DATA ENTRIES
* * * * * * *
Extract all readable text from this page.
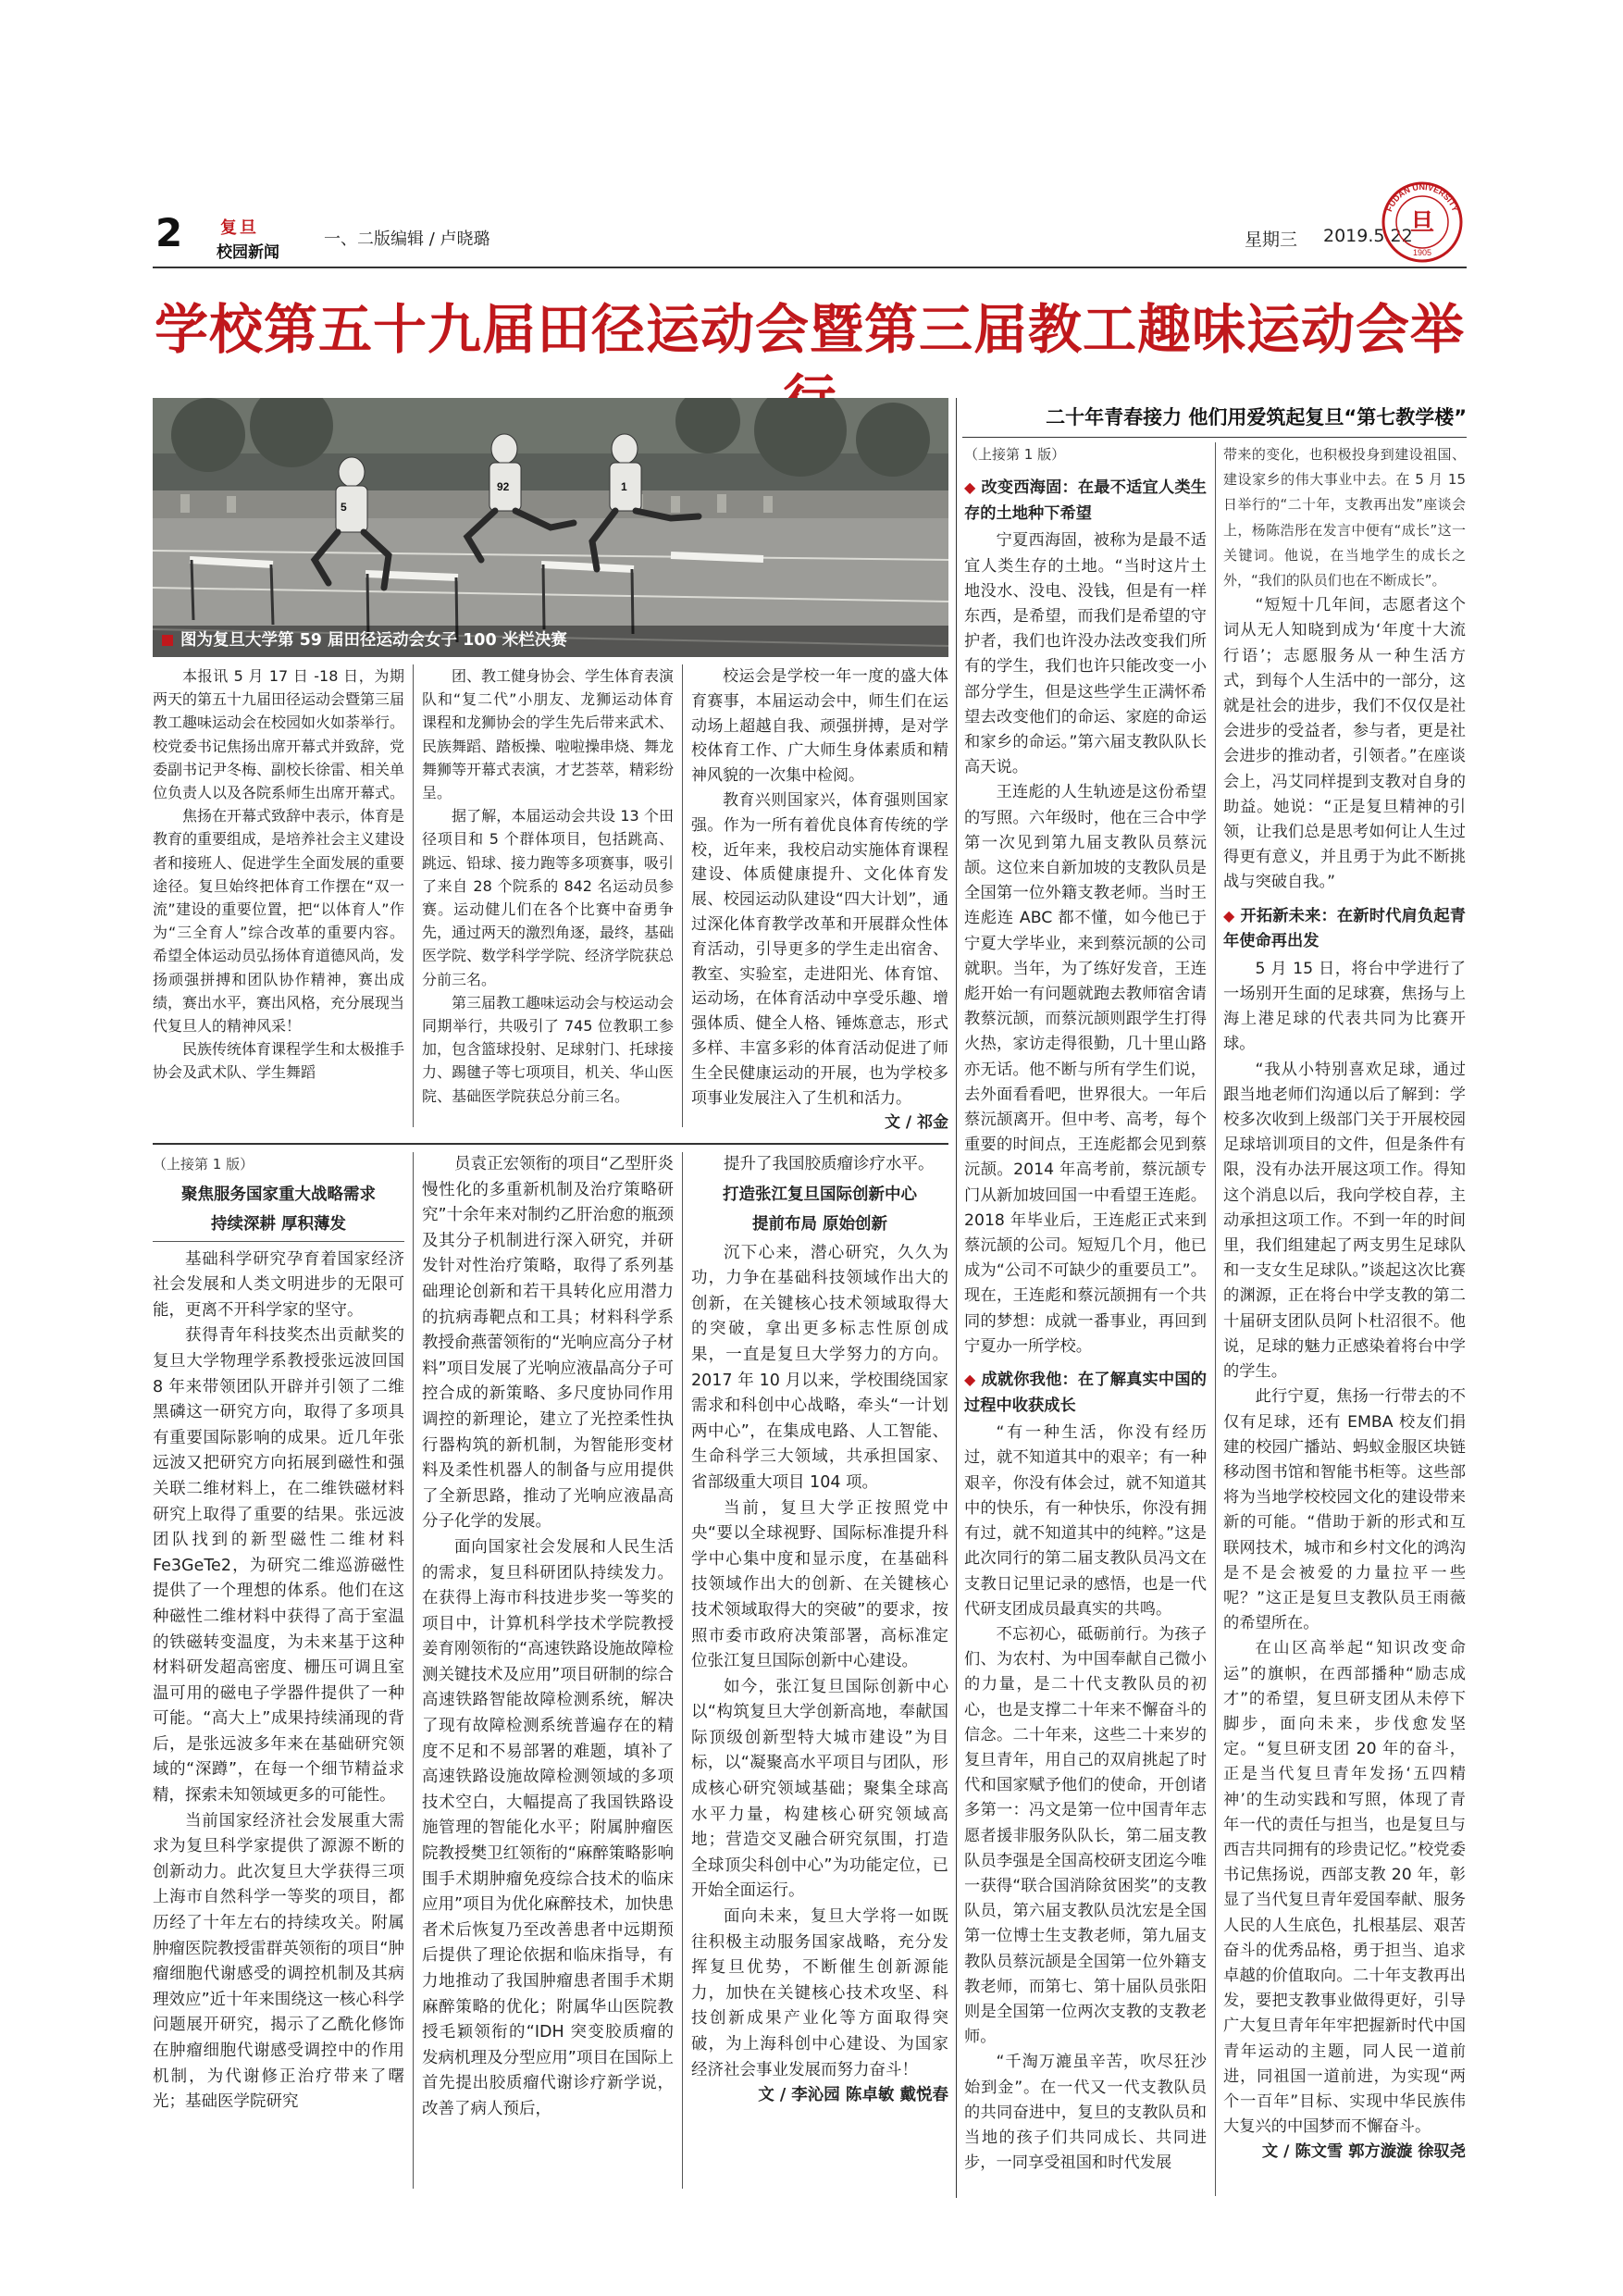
2 复旦
校园新闻
一、二版编辑 / 卢晓璐	星期三 2019.5.22
FUDAN UNIVERSITY
旦
1905
学校第五十九届田径运动会暨第三届教工趣味运动会举
5
92	1
图为复旦大学第 59 届田径运动会女子 100 米栏决赛

本报讯 5 月 17 日 -18 日，为期两天的第五十九届田径运动会暨第三届教工趣味运动会在校园如火如荼举行。校党委书记焦扬出席开幕式并致辞，党委副书记尹冬梅、副校长徐雷、相关单位负责人以及各院系师生出席开幕式。

焦扬在开幕式致辞中表示，体育是教育的重要组成，是培养社会主义建设者和接班人、促进学生全面发展的重要途径。复旦始终把体育工作摆在“双一流”建设的重要位置，把“以体育人”作为“三全育人”综合改革的重要内容。希望全体运动员弘扬体育道德风尚，发扬顽强拼搏和团队协作精神，赛出成绩，赛出水平，赛出风格，充分展现当代复旦人的精神风采！

民族传统体育课程学生和太极推手协会及武术队、学生舞蹈

团、教工健身协会、学生体育表演队和“复二代”小朋友、龙狮运动体育课程和龙狮协会的学生先后带来武术、民族舞蹈、踏板操、啦啦操串烧、舞龙舞狮等开幕式表演，才艺荟萃，精彩纷呈。

据了解，本届运动会共设 13 个田径项目和 5 个群体项目，包括跳高、跳远、铅球、接力跑等多项赛事，吸引了来自 28 个院系的 842 名运动员参赛。运动健儿们在各个比赛中奋勇争先，通过两天的激烈角逐，最终，基础医学院、数学科学学院、经济学院获总分前三名。

第三届教工趣味运动会与校运动会同期举行，共吸引了 745 位教职工参加，包含篮球投射、足球射门、托球接力、踢毽子等七项项目，机关、华山医院、基础医学院获总分前三名。

校运会是学校一年一度的盛大体育赛事，本届运动会中，师生们在运动场上超越自我、顽强拼搏，是对学校体育工作、广大师生身体素质和精神风貌的一次集中检阅。

教育兴则国家兴，体育强则国家强。作为一所有着优良体育传统的学校，近年来，我校启动实施体育课程建设、体质健康提升、文化体育发展、校园运动队建设“四大计划”，通过深化体育教学改革和开展群众性体育活动，引导更多的学生走出宿舍、教室、实验室，走进阳光、体育馆、运动场，在体育活动中享受乐趣、增强体质、健全人格、锤炼意志，形式多样、丰富多彩的体育活动促进了师生全民健康运动的开展，也为学校多项事业发展注入了生机和活力。

文 / 祁金

（上接第 1 版）

聚焦服务国家重大战略需求
持续深耕 厚积薄发

基础科学研究孕育着国家经济社会发展和人类文明进步的无限可能，更离不开科学家的坚守。

获得青年科技奖杰出贡献奖的复旦大学物理学系教授张远波回国 8 年来带领团队开辟并引领了二维黑磷这一研究方向，取得了多项具有重要国际影响的成果。近几年张远波又把研究方向拓展到磁性和强关联二维材料上，在二维铁磁材料研究上取得了重要的结果。张远波团队找到的新型磁性二维材料 Fe3GeTe2，为研究二维巡游磁性提供了一个理想的体系。他们在这种磁性二维材料中获得了高于室温的铁磁转变温度，为未来基于这种材料研发超高密度、栅压可调且室温可用的磁电子学器件提供了一种可能。“高大上”成果持续涌现的背后，是张远波多年来在基础研究领域的“深蹲”，在每一个细节精益求精，探索未知领域更多的可能性。

当前国家经济社会发展重大需求为复旦科学家提供了源源不断的创新动力。此次复旦大学获得三项上海市自然科学一等奖的项目，都历经了十年左右的持续攻关。附属肿瘤医院教授雷群英领衔的项目“肿瘤细胞代谢感受的调控机制及其病理效应”近十年来围绕这一核心科学问题展开研究，揭示了乙酰化修饰在肿瘤细胞代谢感受调控中的作用机制，为代谢修正治疗带来了曙光；基础医学院研究

员袁正宏领衔的项目“乙型肝炎慢性化的多重新机制及治疗策略研究”十余年来对制约乙肝治愈的瓶颈及其分子机制进行深入研究，并研发针对性治疗策略，取得了系列基础理论创新和若干具转化应用潜力的抗病毒靶点和工具；材料科学系教授俞燕蕾领衔的“光响应高分子材料”项目发展了光响应液晶高分子可控合成的新策略、多尺度协同作用调控的新理论，建立了光控柔性执行器构筑的新机制，为智能形变材料及柔性机器人的制备与应用提供了全新思路，推动了光响应液晶高分子化学的发展。

面向国家社会发展和人民生活的需求，复旦科研团队持续发力。在获得上海市科技进步奖一等奖的项目中，计算机科学技术学院教授姜育刚领衔的“高速铁路设施故障检测关键技术及应用”项目研制的综合高速铁路智能故障检测系统，解决了现有故障检测系统普遍存在的精度不足和不易部署的难题，填补了高速铁路设施故障检测领域的多项技术空白，大幅提高了我国铁路设施管理的智能化水平；附属肿瘤医院教授樊卫红领衔的“麻醉策略影响围手术期肿瘤免疫综合技术的临床应用”项目为优化麻醉技术，加快患者术后恢复乃至改善患者中远期预后提供了理论依据和临床指导，有力地推动了我国肿瘤患者围手术期麻醉策略的优化；附属华山医院教授毛颖领衔的“IDH 突变胶质瘤的发病机理及分型应用”项目在国际上首先提出胶质瘤代谢诊疗新学说，改善了病人预后，

提升了我国胶质瘤诊疗水平。

打造张江复旦国际创新中心
提前布局 原始创新

沉下心来，潜心研究，久久为功，力争在基础科技领域作出大的创新，在关键核心技术领域取得大的突破，拿出更多标志性原创成果，一直是复旦大学努力的方向。2017 年 10 月以来，学校围绕国家需求和科创中心战略，牵头“一计划两中心”，在集成电路、人工智能、生命科学三大领域，共承担国家、省部级重大项目 104 项。

当前，复旦大学正按照党中央“要以全球视野、国际标准提升科学中心集中度和显示度，在基础科技领域作出大的创新、在关键核心技术领域取得大的突破”的要求，按照市委市政府决策部署，高标准定位张江复旦国际创新中心建设。

如今，张江复旦国际创新中心以“构筑复旦大学创新高地，奉献国际顶级创新型特大城市建设”为目标，以“凝聚高水平项目与团队，形成核心研究领域基础；聚集全球高水平力量，构建核心研究领域高地；营造交叉融合研究氛围，打造全球顶尖科创中心”为功能定位，已开始全面运行。

面向未来，复旦大学将一如既往积极主动服务国家战略，充分发挥复旦优势，不断催生创新源能力，加快在关键核心技术攻坚、科技创新成果产业化等方面取得突破，为上海科创中心建设、为国家经济社会事业发展而努力奋斗！

文 / 李沁园 陈卓敏 戴悦春

二十年青春接力 他们用爱筑起复旦“第七教学楼”

（上接第 1 版）

◆ 改变西海固：在最不适宜人类生存的土地种下希望

宁夏西海固，被称为是最不适宜人类生存的土地。“当时这片土地没水、没电、没钱，但是有一样东西，是希望，而我们是希望的守护者，我们也许没办法改变我们所有的学生，我们也许只能改变一小部分学生，但是这些学生正满怀希望去改变他们的命运、家庭的命运和家乡的命运。”第六届支教队队长高天说。

王连彪的人生轨迹是这份希望的写照。六年级时，他在三合中学第一次见到第九届支教队员蔡沅颉。这位来自新加坡的支教队员是全国第一位外籍支教老师。当时王连彪连 ABC 都不懂，如今他已于宁夏大学毕业，来到蔡沅颉的公司就职。当年，为了练好发音，王连彪开始一有问题就跑去教师宿舍请教蔡沅颉，而蔡沅颉则跟学生打得火热，家访走得很勤，几十里山路亦无话。他不断与所有学生们说，去外面看看吧，世界很大。一年后蔡沅颉离开。但中考、高考，每个重要的时间点，王连彪都会见到蔡沅颉。2014 年高考前，蔡沅颉专门从新加坡回国一中看望王连彪。2018 年毕业后，王连彪正式来到蔡沅颉的公司。短短几个月，他已成为“公司不可缺少的重要员工”。现在，王连彪和蔡沅颉拥有一个共同的梦想：成就一番事业，再回到宁夏办一所学校。

◆ 成就你我他：在了解真实中国的过程中收获成长

“有一种生活，你没有经历过，就不知道其中的艰辛；有一种艰辛，你没有体会过，就不知道其中的快乐，有一种快乐，你没有拥有过，就不知道其中的纯粹。”这是此次同行的第二届支教队员冯文在支教日记里记录的感悟，也是一代代研支团成员最真实的共鸣。

不忘初心，砥砺前行。为孩子们、为农村、为中国奉献自己微小的力量，是二十代支教队员的初心，也是支撑二十年来不懈奋斗的信念。二十年来，这些二十来岁的复旦青年，用自己的双肩挑起了时代和国家赋予他们的使命，开创诸多第一：冯文是第一位中国青年志愿者援非服务队队长，第二届支教队员李强是全国高校研支团迄今唯一获得“联合国消除贫困奖”的支教队员，第六届支教队员沈宏是全国第一位博士生支教老师，第九届支教队员蔡沅颉是全国第一位外籍支教老师，而第七、第十届队员张阳则是全国第一位两次支教的支教老师。

“千淘万漉虽辛苦，吹尽狂沙始到金”。在一代又一代支教队员的共同奋进中，复旦的支教队员和当地的孩子们共同成长、共同进步，一同享受祖国和时代发展

带来的变化，也积极投身到建设祖国、建设家乡的伟大事业中去。在 5 月 15 日举行的“二十年，支教再出发”座谈会上，杨陈浩彤在发言中便有“成长”这一关键词。他说，在当地学生的成长之外，“我们的队员们也在不断成长”。

“短短十几年间，志愿者这个词从无人知晓到成为‘年度十大流行语’；志愿服务从一种生活方式，到每个人生活中的一部分，这就是社会的进步，我们不仅仅是社会进步的受益者，参与者，更是社会进步的推动者，引领者。”在座谈会上，冯艾同样提到支教对自身的助益。她说：“正是复旦精神的引领，让我们总是思考如何让人生过得更有意义，并且勇于为此不断挑战与突破自我。”

◆ 开拓新未来：在新时代肩负起青年使命再出发

5 月 15 日，将台中学进行了一场别开生面的足球赛，焦扬与上海上港足球的代表共同为比赛开球。

“我从小特别喜欢足球，通过跟当地老师们沟通以后了解到：学校多次收到上级部门关于开展校园足球培训项目的文件，但是条件有限，没有办法开展这项工作。得知这个消息以后，我向学校自荐，主动承担这项工作。不到一年的时间里，我们组建起了两支男生足球队和一支女生足球队。”谈起这次比赛的渊源，正在将台中学支教的第二十届研支团队员阿卜杜沼很不。他说，足球的魅力正感染着将台中学的学生。

此行宁夏，焦扬一行带去的不仅有足球，还有 EMBA 校友们捐建的校园广播站、蚂蚁金服区块链移动图书馆和智能书柜等。这些部将为当地学校校园文化的建设带来新的可能。“借助于新的形式和互联网技术，城市和乡村文化的鸿沟是不是会被爱的力量拉平一些呢？”这正是复旦支教队员王雨薇的希望所在。

在山区高举起“知识改变命运”的旗帜，在西部播种“励志成才”的希望，复旦研支团从未停下脚步，面向未来，步伐愈发坚定。“复旦研支团 20 年的奋斗，正是当代复旦青年发扬‘五四精神’的生动实践和写照，体现了青年一代的责任与担当，也是复旦与西吉共同拥有的珍贵记忆。”校党委书记焦扬说，西部支教 20 年，彰显了当代复旦青年爱国奉献、服务人民的人生底色，扎根基层、艰苦奋斗的优秀品格，勇于担当、追求卓越的价值取向。二十年支教再出发，要把支教事业做得更好，引导广大复旦青年年牢把握新时代中国青年运动的主题，同人民一道前进，同祖国一道前进，为实现“两个一百年”目标、实现中华民族伟大复兴的中国梦而不懈奋斗。

文 / 陈文雪 郭方漩漩 徐驭尧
* * * * * * *
TO BE DONE
Look through the entries above. Extract each line with the word "在关键核心技术领域取得大的突破".

EXPECTED OUTPUT
沉下心来，潜心研究，久久为功，力争在基础科技领域作出大的创新，在关键核心技术领域取得大的突破，拿出更多标志性原创成果，一直是复旦大学努力的方向。2017 年 10 月以来，学校围绕国家需求和科创中心战略，牵头“一计划两中心”，在集成电路、人工智能、生命科学三大领域，共承担国家、省部级重大项目 104 项。
当前，复旦大学正按照党中央“要以全球视野、国际标准提升科学中心集中度和显示度，在基础科技领域作出大的创新、在关键核心技术领域取得大的突破”的要求，按照市委市政府决策部署，高标准定位张江复旦国际创新中心建设。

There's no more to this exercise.